Stored records:
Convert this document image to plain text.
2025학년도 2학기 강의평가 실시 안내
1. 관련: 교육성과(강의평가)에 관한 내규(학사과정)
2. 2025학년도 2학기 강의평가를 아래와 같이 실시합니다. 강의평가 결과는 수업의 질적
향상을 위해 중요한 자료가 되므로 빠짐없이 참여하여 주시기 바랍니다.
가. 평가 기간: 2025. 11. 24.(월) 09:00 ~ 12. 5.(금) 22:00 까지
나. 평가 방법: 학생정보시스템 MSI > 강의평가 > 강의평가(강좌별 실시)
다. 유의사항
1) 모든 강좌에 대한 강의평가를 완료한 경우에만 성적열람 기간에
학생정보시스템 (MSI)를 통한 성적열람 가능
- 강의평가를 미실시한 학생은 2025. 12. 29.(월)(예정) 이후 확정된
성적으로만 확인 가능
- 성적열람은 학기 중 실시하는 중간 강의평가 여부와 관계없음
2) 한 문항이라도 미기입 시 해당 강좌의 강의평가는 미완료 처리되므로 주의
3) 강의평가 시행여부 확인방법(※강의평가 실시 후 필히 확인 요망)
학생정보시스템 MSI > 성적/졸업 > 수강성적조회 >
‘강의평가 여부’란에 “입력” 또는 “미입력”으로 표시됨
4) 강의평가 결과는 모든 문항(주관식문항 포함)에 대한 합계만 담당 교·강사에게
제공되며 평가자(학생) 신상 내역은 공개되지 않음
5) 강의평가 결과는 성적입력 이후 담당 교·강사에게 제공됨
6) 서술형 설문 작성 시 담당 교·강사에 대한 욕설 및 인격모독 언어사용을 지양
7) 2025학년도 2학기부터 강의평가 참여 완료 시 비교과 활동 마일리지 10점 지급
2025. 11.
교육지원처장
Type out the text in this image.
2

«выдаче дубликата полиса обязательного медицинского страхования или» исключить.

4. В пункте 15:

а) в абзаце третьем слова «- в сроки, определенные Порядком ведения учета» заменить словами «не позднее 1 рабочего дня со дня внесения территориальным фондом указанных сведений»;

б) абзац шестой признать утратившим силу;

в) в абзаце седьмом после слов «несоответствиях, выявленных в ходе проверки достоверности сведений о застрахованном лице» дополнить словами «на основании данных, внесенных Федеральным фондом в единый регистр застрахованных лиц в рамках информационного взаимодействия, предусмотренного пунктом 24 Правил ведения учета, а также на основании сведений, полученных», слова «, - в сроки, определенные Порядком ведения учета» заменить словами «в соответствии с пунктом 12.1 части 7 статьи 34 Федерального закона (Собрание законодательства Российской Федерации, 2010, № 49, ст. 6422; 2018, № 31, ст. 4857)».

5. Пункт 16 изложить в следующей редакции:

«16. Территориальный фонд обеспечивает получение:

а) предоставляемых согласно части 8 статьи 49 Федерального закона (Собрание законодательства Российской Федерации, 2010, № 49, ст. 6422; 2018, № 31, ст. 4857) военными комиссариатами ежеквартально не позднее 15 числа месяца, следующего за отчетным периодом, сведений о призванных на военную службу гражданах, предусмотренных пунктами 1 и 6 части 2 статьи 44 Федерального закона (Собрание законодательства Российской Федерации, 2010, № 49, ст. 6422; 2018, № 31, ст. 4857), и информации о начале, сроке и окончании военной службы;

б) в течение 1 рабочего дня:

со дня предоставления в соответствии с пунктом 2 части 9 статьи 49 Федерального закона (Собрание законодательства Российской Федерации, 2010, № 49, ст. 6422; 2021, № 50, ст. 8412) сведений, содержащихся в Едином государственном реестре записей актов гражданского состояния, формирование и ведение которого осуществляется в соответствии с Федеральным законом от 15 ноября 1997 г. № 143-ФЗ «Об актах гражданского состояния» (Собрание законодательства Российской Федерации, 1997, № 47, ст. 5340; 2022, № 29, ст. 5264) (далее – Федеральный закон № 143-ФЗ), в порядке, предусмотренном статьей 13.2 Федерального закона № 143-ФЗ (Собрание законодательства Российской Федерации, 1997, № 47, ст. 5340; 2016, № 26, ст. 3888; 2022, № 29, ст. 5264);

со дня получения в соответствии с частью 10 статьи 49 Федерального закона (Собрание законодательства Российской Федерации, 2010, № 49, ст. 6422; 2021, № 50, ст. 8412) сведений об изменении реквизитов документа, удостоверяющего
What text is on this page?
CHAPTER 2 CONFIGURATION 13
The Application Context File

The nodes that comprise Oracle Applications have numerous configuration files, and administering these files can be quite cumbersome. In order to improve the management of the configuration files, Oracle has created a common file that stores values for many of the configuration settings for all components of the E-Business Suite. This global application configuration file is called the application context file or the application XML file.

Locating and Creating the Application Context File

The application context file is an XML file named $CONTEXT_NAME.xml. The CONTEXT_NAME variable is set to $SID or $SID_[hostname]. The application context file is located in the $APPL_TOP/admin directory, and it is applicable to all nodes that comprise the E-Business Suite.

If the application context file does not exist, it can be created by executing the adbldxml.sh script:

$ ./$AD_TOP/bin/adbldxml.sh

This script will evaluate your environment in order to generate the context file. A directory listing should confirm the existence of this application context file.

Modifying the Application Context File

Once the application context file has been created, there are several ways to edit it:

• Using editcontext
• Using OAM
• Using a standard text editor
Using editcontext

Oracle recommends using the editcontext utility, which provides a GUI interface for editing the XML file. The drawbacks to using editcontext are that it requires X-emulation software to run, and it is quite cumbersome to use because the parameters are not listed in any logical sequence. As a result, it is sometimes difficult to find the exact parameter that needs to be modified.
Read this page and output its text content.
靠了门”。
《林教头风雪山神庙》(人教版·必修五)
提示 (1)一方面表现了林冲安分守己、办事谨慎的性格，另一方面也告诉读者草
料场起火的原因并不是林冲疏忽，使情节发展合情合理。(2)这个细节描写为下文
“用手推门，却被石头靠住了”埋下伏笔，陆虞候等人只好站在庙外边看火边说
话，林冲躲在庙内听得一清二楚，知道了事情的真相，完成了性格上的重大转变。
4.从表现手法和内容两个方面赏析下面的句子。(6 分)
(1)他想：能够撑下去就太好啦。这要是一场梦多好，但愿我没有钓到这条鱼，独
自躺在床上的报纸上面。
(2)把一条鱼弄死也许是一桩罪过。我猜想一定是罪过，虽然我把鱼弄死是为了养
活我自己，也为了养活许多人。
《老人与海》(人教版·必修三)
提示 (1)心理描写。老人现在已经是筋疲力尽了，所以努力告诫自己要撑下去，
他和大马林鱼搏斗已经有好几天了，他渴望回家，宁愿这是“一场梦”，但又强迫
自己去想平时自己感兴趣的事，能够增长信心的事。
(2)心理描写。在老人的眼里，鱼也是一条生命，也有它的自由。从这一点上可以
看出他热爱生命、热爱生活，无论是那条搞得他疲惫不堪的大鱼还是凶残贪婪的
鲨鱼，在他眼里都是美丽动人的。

— Aim —
Take the lines above and print them exactly.

— Written response —
Convert this document image to plain text.
2025학년도 2학기 강의평가 실시 안내
1. 관련: 교육성과(강의평가)에 관한 내규(학사과정)
2. 2025학년도 2학기 강의평가를 아래와 같이 실시합니다. 강의평가 결과는 수업의 질적
향상을 위해 중요한 자료가 되므로 빠짐없이 참여하여 주시기 바랍니다.
가. 평가 기간: 2025. 11. 24.(월) 09:00 ~ 12. 5.(금) 22:00 까지
나. 평가 방법: 학생정보시스템 MSI > 강의평가 > 강의평가(강좌별 실시)
다. 유의사항
1) 모든 강좌에 대한 강의평가를 완료한 경우에만 성적열람 기간에
학생정보시스템 (MSI)를 통한 성적열람 가능
- 강의평가를 미실시한 학생은 2025. 12. 29.(월)(예정) 이후 확정된
성적으로만 확인 가능
- 성적열람은 학기 중 실시하는 중간 강의평가 여부와 관계없음
2) 한 문항이라도 미기입 시 해당 강좌의 강의평가는 미완료 처리되므로 주의
3) 강의평가 시행여부 확인방법(※강의평가 실시 후 필히 확인 요망)
학생정보시스템 MSI > 성적/졸업 > 수강성적조회 >
‘강의평가 여부’란에 “입력” 또는 “미입력”으로 표시됨
4) 강의평가 결과는 모든 문항(주관식문항 포함)에 대한 합계만 담당 교·강사에게
제공되며 평가자(학생) 신상 내역은 공개되지 않음
5) 강의평가 결과는 성적입력 이후 담당 교·강사에게 제공됨
6) 서술형 설문 작성 시 담당 교·강사에 대한 욕설 및 인격모독 언어사용을 지양
7) 2025학년도 2학기부터 강의평가 참여 완료 시 비교과 활동 마일리지 10점 지급
2025. 11.
교육지원처장
Type out the text in this image.
2

«выдаче дубликата полиса обязательного медицинского страхования или» исключить.

4. В пункте 15:

а) в абзаце третьем слова «- в сроки, определенные Порядком ведения учета» заменить словами «не позднее 1 рабочего дня со дня внесения территориальным фондом указанных сведений»;

б) абзац шестой признать утратившим силу;

в) в абзаце седьмом после слов «несоответствиях, выявленных в ходе проверки достоверности сведений о застрахованном лице» дополнить словами «на основании данных, внесенных Федеральным фондом в единый регистр застрахованных лиц в рамках информационного взаимодействия, предусмотренного пунктом 24 Правил ведения учета, а также на основании сведений, полученных», слова «, - в сроки, определенные Порядком ведения учета» заменить словами «в соответствии с пунктом 12.1 части 7 статьи 34 Федерального закона (Собрание законодательства Российской Федерации, 2010, № 49, ст. 6422; 2018, № 31, ст. 4857)».

5. Пункт 16 изложить в следующей редакции:

«16. Территориальный фонд обеспечивает получение:

а) предоставляемых согласно части 8 статьи 49 Федерального закона (Собрание законодательства Российской Федерации, 2010, № 49, ст. 6422; 2018, № 31, ст. 4857) военными комиссариатами ежеквартально не позднее 15 числа месяца, следующего за отчетным периодом, сведений о призванных на военную службу гражданах, предусмотренных пунктами 1 и 6 части 2 статьи 44 Федерального закона (Собрание законодательства Российской Федерации, 2010, № 49, ст. 6422; 2018, № 31, ст. 4857), и информации о начале, сроке и окончании военной службы;

б) в течение 1 рабочего дня:

со дня предоставления в соответствии с пунктом 2 части 9 статьи 49 Федерального закона (Собрание законодательства Российской Федерации, 2010, № 49, ст. 6422; 2021, № 50, ст. 8412) сведений, содержащихся в Едином государственном реестре записей актов гражданского состояния, формирование и ведение которого осуществляется в соответствии с Федеральным законом от 15 ноября 1997 г. № 143-ФЗ «Об актах гражданского состояния» (Собрание законодательства Российской Федерации, 1997, № 47, ст. 5340; 2022, № 29, ст. 5264) (далее – Федеральный закон № 143-ФЗ), в порядке, предусмотренном статьей 13.2 Федерального закона № 143-ФЗ (Собрание законодательства Российской Федерации, 1997, № 47, ст. 5340; 2016, № 26, ст. 3888; 2022, № 29, ст. 5264);

со дня получения в соответствии с частью 10 статьи 49 Федерального закона (Собрание законодательства Российской Федерации, 2010, № 49, ст. 6422; 2021, № 50, ст. 8412) сведений об изменении реквизитов документа, удостоверяющего
What text is on this page?
CHAPTER 2 CONFIGURATION 13
The Application Context File

The nodes that comprise Oracle Applications have numerous configuration files, and administering these files can be quite cumbersome. In order to improve the management of the configuration files, Oracle has created a common file that stores values for many of the configuration settings for all components of the E-Business Suite. This global application configuration file is called the application context file or the application XML file.

Locating and Creating the Application Context File

The application context file is an XML file named $CONTEXT_NAME.xml. The CONTEXT_NAME variable is set to $SID or $SID_[hostname]. The application context file is located in the $APPL_TOP/admin directory, and it is applicable to all nodes that comprise the E-Business Suite.

If the application context file does not exist, it can be created by executing the adbldxml.sh script:

$ ./$AD_TOP/bin/adbldxml.sh

This script will evaluate your environment in order to generate the context file. A directory listing should confirm the existence of this application context file.

Modifying the Application Context File

Once the application context file has been created, there are several ways to edit it:

• Using editcontext
• Using OAM
• Using a standard text editor
Using editcontext

Oracle recommends using the editcontext utility, which provides a GUI interface for editing the XML file. The drawbacks to using editcontext are that it requires X-emulation software to run, and it is quite cumbersome to use because the parameters are not listed in any logical sequence. As a result, it is sometimes difficult to find the exact parameter that needs to be modified.
Read this page and output its text content.
靠了门”。
《林教头风雪山神庙》(人教版·必修五)
提示 (1)一方面表现了林冲安分守己、办事谨慎的性格，另一方面也告诉读者草
料场起火的原因并不是林冲疏忽，使情节发展合情合理。(2)这个细节描写为下文
“用手推门，却被石头靠住了”埋下伏笔，陆虞候等人只好站在庙外边看火边说
话，林冲躲在庙内听得一清二楚，知道了事情的真相，完成了性格上的重大转变。
4.从表现手法和内容两个方面赏析下面的句子。(6 分)
(1)他想：能够撑下去就太好啦。这要是一场梦多好，但愿我没有钓到这条鱼，独
自躺在床上的报纸上面。
(2)把一条鱼弄死也许是一桩罪过。我猜想一定是罪过，虽然我把鱼弄死是为了养
活我自己，也为了养活许多人。
《老人与海》(人教版·必修三)
提示 (1)心理描写。老人现在已经是筋疲力尽了，所以努力告诫自己要撑下去，
他和大马林鱼搏斗已经有好几天了，他渴望回家，宁愿这是“一场梦”，但又强迫
自己去想平时自己感兴趣的事，能够增长信心的事。
(2)心理描写。在老人的眼里，鱼也是一条生命，也有它的自由。从这一点上可以
看出他热爱生命、热爱生活，无论是那条搞得他疲惫不堪的大鱼还是凶残贪婪的
鲨鱼，在他眼里都是美丽动人的。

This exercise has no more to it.